> _WHAT IS BEING ASKED_:
Copy the entries from the beginning through the line that contains "342, 243, 348]", including that line.
====================
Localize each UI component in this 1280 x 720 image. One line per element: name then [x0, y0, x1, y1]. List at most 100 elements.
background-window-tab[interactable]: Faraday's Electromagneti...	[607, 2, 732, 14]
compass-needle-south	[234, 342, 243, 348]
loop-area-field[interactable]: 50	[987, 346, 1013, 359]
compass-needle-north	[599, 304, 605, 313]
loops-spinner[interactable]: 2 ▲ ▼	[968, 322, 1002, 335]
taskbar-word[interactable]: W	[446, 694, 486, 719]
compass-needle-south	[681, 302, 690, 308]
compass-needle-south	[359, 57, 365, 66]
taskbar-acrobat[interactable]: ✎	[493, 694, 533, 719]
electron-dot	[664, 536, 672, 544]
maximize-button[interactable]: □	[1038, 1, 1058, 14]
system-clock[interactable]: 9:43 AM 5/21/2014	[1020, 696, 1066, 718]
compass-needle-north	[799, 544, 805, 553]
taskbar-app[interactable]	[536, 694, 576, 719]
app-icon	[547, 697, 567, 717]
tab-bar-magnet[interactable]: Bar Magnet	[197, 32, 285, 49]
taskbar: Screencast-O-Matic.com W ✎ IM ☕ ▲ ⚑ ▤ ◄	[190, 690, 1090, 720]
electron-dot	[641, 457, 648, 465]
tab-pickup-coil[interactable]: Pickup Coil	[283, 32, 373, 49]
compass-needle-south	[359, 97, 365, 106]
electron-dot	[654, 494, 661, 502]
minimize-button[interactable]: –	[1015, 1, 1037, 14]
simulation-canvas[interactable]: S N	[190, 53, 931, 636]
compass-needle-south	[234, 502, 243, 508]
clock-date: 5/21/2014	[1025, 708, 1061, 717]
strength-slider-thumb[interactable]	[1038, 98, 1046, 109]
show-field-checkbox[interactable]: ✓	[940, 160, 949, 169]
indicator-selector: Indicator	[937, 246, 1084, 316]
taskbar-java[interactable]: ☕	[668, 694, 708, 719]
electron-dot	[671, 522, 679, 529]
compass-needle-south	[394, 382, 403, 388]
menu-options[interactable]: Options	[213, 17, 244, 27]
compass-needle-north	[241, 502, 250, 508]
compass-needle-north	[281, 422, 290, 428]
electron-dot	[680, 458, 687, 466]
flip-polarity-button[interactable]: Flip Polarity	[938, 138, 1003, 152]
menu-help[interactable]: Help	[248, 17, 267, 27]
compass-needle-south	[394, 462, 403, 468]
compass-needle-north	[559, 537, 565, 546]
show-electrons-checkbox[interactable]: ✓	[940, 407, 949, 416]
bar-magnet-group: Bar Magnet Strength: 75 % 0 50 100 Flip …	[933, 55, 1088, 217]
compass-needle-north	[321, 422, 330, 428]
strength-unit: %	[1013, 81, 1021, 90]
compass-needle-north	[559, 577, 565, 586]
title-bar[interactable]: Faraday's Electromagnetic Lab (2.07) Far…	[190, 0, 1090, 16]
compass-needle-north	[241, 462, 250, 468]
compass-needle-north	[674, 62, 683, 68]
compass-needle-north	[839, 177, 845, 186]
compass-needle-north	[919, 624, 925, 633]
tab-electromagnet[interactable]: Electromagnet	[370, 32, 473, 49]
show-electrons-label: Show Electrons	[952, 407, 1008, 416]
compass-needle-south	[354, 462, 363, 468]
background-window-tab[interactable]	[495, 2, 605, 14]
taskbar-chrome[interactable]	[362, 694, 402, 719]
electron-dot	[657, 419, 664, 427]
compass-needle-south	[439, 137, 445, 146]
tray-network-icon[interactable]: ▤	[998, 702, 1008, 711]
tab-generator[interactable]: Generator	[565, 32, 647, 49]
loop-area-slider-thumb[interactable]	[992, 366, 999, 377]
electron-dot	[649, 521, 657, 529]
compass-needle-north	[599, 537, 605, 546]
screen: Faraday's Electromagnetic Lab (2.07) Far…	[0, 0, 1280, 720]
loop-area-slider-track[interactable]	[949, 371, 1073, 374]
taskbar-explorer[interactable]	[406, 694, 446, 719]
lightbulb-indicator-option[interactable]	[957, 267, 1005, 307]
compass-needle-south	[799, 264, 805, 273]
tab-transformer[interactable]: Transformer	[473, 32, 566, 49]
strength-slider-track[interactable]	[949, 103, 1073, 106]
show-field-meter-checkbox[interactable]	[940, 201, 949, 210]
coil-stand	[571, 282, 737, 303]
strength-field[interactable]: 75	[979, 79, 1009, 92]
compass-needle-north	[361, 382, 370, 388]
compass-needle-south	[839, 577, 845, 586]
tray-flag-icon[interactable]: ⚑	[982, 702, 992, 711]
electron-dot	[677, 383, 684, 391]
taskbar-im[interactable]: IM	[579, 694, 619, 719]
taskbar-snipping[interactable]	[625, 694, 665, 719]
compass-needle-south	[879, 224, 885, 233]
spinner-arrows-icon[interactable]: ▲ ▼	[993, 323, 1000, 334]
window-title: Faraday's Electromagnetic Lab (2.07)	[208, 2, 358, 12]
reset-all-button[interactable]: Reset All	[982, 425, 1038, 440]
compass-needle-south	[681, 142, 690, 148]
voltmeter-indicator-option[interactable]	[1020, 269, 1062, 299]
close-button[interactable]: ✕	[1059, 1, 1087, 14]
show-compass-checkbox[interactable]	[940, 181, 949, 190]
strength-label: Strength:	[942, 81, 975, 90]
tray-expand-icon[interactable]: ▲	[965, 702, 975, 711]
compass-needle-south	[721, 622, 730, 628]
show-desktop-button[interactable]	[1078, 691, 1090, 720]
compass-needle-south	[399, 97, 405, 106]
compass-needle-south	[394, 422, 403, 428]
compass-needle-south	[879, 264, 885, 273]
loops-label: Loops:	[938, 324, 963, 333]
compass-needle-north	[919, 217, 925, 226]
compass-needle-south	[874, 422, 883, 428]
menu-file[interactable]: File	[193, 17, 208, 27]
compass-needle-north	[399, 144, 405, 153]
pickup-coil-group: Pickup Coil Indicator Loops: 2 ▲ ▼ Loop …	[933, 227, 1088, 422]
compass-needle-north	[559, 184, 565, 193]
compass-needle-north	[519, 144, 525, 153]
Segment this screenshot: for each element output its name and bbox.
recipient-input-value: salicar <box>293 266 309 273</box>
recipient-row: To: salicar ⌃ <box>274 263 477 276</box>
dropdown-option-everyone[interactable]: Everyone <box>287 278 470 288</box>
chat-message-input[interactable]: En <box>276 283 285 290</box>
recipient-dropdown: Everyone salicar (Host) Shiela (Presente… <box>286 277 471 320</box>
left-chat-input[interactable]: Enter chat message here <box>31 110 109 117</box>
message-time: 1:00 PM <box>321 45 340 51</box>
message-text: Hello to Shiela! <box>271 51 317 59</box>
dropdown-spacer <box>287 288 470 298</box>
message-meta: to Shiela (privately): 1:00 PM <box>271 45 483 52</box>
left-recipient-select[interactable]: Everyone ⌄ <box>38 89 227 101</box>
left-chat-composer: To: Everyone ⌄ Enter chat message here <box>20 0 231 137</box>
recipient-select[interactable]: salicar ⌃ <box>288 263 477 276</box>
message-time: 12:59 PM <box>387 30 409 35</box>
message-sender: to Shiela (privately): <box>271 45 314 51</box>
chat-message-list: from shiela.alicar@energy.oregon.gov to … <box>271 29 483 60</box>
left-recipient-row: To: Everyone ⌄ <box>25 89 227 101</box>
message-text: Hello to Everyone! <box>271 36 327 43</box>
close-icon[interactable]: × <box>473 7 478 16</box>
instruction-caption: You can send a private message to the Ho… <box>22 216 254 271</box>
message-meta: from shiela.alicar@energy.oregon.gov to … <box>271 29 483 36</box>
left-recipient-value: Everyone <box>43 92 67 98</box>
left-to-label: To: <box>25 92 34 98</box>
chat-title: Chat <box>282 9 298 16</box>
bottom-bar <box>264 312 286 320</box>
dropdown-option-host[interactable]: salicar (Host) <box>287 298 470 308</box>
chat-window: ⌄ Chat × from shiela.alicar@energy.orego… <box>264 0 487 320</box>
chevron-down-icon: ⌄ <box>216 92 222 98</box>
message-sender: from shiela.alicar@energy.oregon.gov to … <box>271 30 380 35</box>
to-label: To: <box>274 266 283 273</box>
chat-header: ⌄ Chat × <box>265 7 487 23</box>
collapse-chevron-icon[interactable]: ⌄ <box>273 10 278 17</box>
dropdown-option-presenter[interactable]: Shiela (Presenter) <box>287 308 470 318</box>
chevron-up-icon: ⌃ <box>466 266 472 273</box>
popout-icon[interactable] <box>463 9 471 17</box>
====================
> _FULL OUTPUT_:
Localize each UI component in this 1280 x 720 image. One line per element: name then [x0, y0, x1, y1]. List at most 100 elements.
background-window-tab[interactable]: Faraday's Electromagneti...	[607, 2, 732, 14]
compass-needle-south	[234, 342, 243, 348]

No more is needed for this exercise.